How many lines of the records hold the string "this"? Reply with the number alone.

-- Start TASK INPUT --

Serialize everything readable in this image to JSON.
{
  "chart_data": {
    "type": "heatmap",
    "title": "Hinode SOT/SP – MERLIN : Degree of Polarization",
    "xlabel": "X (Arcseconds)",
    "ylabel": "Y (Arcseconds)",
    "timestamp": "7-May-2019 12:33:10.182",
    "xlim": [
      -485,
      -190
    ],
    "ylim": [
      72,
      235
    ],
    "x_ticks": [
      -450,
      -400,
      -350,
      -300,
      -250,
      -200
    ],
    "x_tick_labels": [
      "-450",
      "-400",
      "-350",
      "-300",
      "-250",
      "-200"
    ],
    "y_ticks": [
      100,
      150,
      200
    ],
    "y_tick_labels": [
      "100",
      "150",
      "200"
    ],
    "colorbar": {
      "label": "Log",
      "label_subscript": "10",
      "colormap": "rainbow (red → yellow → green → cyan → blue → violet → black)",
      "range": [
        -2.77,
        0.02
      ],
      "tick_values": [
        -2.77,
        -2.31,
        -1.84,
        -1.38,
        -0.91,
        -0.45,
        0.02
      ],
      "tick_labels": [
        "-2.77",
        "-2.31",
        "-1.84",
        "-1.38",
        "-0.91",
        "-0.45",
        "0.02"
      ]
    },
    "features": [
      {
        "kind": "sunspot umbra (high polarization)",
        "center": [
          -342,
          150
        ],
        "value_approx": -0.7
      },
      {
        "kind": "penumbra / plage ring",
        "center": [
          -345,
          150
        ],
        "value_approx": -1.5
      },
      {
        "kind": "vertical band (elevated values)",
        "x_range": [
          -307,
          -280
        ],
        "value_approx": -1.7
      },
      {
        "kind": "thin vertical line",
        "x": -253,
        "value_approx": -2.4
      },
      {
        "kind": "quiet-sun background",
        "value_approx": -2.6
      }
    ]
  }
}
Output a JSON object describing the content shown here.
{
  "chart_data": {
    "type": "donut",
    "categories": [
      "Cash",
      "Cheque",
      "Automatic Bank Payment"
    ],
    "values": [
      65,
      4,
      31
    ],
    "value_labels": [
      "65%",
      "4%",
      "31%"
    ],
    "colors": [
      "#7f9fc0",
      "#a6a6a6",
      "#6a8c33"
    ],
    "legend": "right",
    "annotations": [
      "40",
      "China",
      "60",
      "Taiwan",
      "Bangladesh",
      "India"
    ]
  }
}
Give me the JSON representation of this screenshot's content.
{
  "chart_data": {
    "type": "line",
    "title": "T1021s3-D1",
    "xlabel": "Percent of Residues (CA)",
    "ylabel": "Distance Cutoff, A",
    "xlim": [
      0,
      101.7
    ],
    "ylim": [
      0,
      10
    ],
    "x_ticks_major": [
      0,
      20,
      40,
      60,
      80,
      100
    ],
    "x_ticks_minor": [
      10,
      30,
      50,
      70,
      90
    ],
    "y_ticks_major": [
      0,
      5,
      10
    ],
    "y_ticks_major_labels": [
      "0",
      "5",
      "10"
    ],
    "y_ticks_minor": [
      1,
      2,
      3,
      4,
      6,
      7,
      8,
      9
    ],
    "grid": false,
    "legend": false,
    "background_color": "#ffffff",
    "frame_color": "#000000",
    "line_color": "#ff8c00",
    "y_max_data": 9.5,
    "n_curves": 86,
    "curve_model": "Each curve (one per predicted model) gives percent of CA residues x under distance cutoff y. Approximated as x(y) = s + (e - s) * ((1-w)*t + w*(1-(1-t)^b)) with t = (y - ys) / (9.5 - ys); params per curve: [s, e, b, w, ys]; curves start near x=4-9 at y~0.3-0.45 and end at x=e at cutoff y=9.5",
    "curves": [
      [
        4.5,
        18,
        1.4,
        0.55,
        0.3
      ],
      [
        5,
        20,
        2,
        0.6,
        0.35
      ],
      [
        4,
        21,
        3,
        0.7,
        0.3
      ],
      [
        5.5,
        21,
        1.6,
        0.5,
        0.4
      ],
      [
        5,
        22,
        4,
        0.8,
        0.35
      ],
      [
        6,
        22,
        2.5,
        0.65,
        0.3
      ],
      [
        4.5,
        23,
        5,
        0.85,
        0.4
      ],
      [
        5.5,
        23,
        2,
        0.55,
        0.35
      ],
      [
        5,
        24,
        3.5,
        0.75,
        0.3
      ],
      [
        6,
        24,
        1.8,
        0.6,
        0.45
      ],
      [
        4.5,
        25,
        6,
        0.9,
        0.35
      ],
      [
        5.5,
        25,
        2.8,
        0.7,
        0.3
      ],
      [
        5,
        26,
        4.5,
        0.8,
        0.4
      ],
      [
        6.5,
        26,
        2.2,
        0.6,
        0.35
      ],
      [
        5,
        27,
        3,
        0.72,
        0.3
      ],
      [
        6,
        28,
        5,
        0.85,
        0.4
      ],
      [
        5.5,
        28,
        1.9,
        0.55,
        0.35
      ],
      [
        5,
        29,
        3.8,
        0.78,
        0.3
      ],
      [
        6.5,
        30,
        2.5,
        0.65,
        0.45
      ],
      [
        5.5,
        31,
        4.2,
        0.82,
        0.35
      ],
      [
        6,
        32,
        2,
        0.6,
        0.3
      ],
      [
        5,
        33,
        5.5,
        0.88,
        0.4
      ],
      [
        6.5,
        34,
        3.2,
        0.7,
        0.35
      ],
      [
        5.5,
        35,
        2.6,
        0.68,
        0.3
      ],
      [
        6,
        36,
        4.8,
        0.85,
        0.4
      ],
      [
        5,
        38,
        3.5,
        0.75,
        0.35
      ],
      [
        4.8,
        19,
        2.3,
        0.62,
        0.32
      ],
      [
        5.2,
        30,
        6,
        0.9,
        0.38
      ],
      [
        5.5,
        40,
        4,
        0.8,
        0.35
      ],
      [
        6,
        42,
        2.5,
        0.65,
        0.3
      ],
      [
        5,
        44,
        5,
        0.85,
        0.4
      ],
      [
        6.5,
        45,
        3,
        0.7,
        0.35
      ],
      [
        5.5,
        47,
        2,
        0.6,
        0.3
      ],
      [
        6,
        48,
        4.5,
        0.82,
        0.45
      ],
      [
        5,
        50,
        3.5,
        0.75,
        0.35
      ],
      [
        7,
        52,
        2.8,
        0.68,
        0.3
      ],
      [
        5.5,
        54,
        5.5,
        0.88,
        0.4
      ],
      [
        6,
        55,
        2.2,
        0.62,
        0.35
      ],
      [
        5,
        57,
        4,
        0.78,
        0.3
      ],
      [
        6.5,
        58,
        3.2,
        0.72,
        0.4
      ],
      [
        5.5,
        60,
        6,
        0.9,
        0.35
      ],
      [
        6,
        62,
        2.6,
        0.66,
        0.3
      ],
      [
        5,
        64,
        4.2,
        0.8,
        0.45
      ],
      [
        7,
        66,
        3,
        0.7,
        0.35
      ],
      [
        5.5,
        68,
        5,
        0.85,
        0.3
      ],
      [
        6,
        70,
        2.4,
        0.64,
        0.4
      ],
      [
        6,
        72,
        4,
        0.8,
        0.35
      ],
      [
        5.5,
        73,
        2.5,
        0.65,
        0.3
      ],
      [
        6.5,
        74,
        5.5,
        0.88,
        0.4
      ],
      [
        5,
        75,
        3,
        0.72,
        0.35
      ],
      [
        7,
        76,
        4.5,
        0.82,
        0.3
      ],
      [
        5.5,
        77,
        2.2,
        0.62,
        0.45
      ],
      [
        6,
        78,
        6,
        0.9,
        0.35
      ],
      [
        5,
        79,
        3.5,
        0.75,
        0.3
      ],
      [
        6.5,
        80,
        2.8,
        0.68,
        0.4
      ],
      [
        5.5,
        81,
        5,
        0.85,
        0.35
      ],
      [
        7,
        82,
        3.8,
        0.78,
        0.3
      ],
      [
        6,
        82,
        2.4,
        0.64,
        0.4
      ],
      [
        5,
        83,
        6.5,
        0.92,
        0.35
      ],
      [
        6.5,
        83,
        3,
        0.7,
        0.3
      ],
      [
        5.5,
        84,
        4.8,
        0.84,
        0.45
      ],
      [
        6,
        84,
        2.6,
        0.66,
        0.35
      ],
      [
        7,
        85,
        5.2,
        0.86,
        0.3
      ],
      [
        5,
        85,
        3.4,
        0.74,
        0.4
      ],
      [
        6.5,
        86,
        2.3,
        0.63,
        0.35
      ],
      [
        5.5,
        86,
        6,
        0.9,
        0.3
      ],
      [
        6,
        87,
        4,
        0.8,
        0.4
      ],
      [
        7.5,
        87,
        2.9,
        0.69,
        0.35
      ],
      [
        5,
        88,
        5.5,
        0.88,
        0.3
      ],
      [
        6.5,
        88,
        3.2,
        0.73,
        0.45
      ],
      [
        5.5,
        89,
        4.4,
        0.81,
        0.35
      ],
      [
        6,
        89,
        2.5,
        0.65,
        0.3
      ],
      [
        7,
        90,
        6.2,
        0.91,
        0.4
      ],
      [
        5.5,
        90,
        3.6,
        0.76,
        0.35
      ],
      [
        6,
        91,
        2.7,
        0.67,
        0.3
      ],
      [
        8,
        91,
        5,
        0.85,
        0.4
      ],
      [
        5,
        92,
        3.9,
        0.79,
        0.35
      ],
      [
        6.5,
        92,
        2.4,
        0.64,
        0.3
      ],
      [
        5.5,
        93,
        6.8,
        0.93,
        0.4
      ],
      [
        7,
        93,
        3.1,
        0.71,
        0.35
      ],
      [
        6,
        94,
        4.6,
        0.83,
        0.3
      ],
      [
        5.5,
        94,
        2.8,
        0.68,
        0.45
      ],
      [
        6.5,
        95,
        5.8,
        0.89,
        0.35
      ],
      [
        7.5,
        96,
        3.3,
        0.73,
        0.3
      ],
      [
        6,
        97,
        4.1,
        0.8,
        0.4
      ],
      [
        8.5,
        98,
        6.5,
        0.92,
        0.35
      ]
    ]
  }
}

-- End TASK INPUT --

THE COMPLETED TASK >>
2